START PROVIDED DATA
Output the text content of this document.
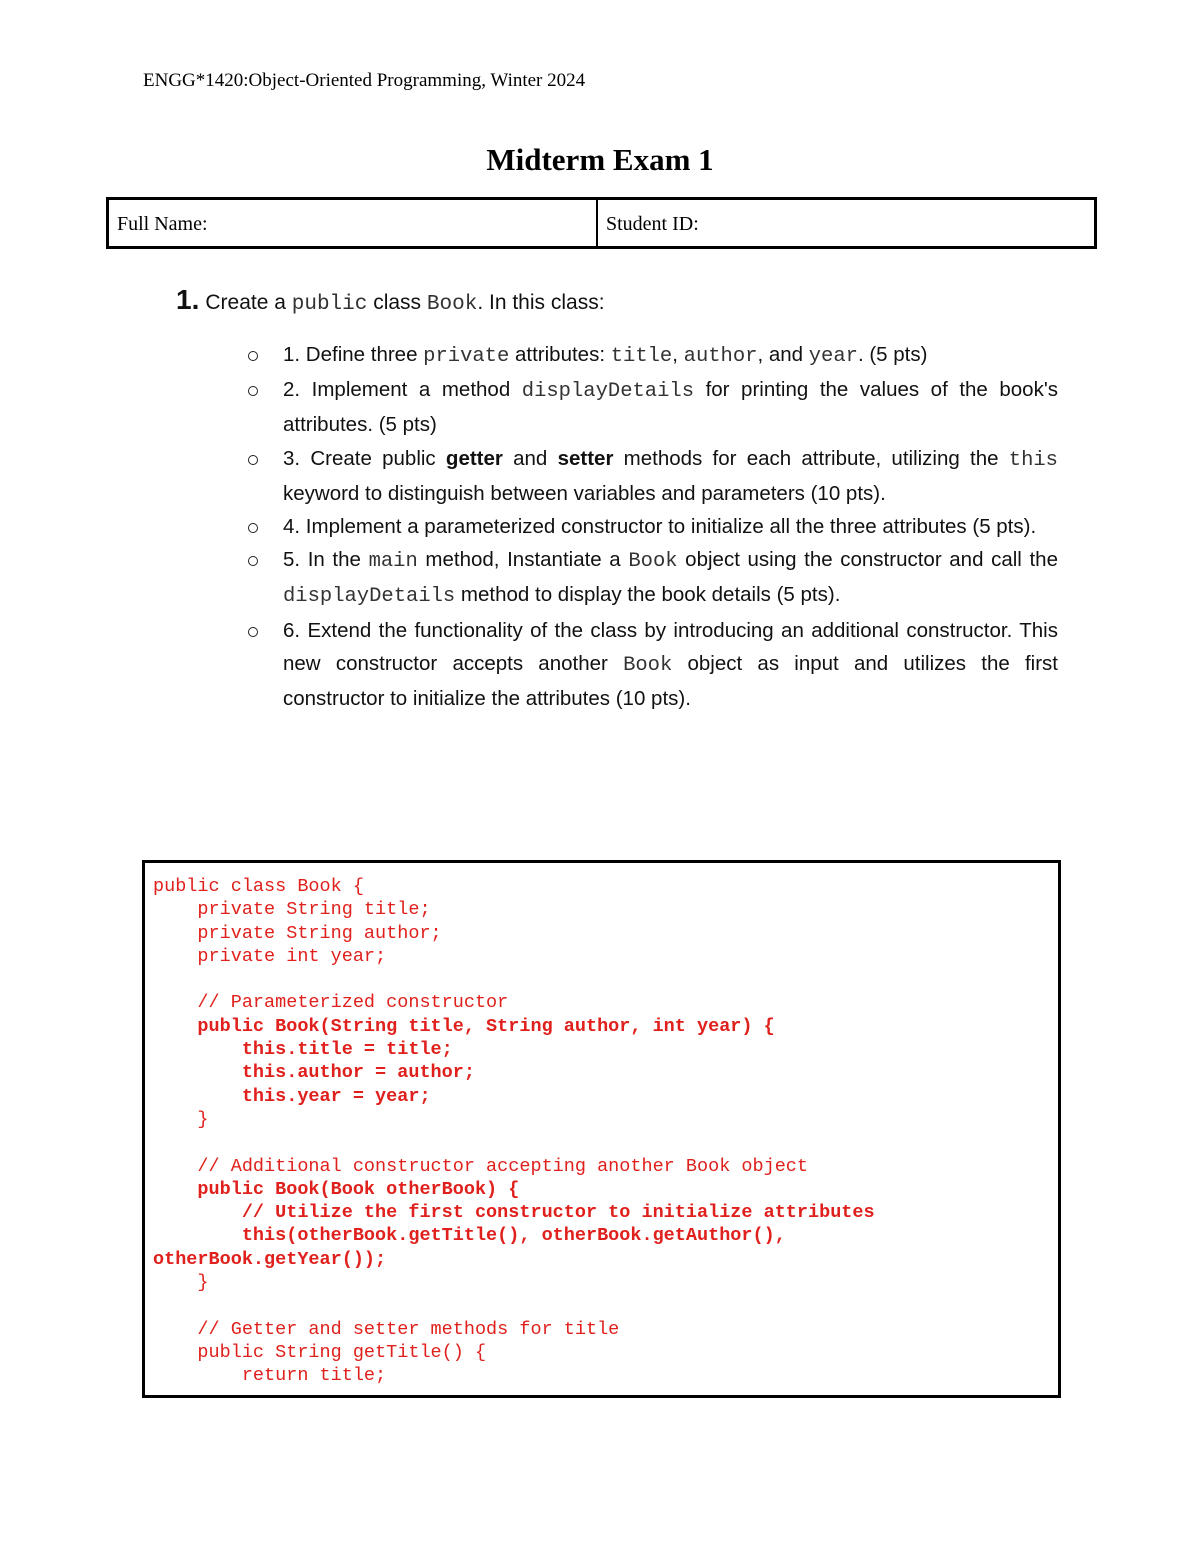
ENGG*1420:Object-Oriented Programming, Winter 2024
Midterm Exam 1
Full Name:	Student ID:
1. Create a public class Book. In this class:
1. Define three private attributes: title, author, and year. (5 pts)
2. Implement a method displayDetails for printing the values of the book's attributes. (5 pts)
3. Create public getter and setter methods for each attribute, utilizing the this keyword to distinguish between variables and parameters (10 pts).
4. Implement a parameterized constructor to initialize all the three attributes (5 pts).
5. In the main method, Instantiate a Book object using the constructor and call the displayDetails method to display the book details (5 pts).
6. Extend the functionality of the class by introducing an additional constructor. This new constructor accepts another Book object as input and utilizes the first constructor to initialize the attributes (10 pts).
public class Book {
private String title;
private String author;
private int year;

// Parameterized constructor
public Book(String title, String author, int year) {
this.title = title;
this.author = author;
this.year = year;
}

// Additional constructor accepting another Book object
public Book(Book otherBook) {
// Utilize the first constructor to initialize attributes
this(otherBook.getTitle(), otherBook.getAuthor(),
otherBook.getYear());
}

// Getter and setter methods for title
public String getTitle() {
return title;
END PROVIDED DATA
*WHAT THE TASK ASKS*: Identify each line containing the string "class" and copy it out.

*PROBLEM SOLUTION*:
1. Create a public class Book. In this class:
6. Extend the functionality of the class by introducing an additional constructor. This new constructor accepts another Book object as input and utilizes the first constructor to initialize the attributes (10 pts).
public class Book {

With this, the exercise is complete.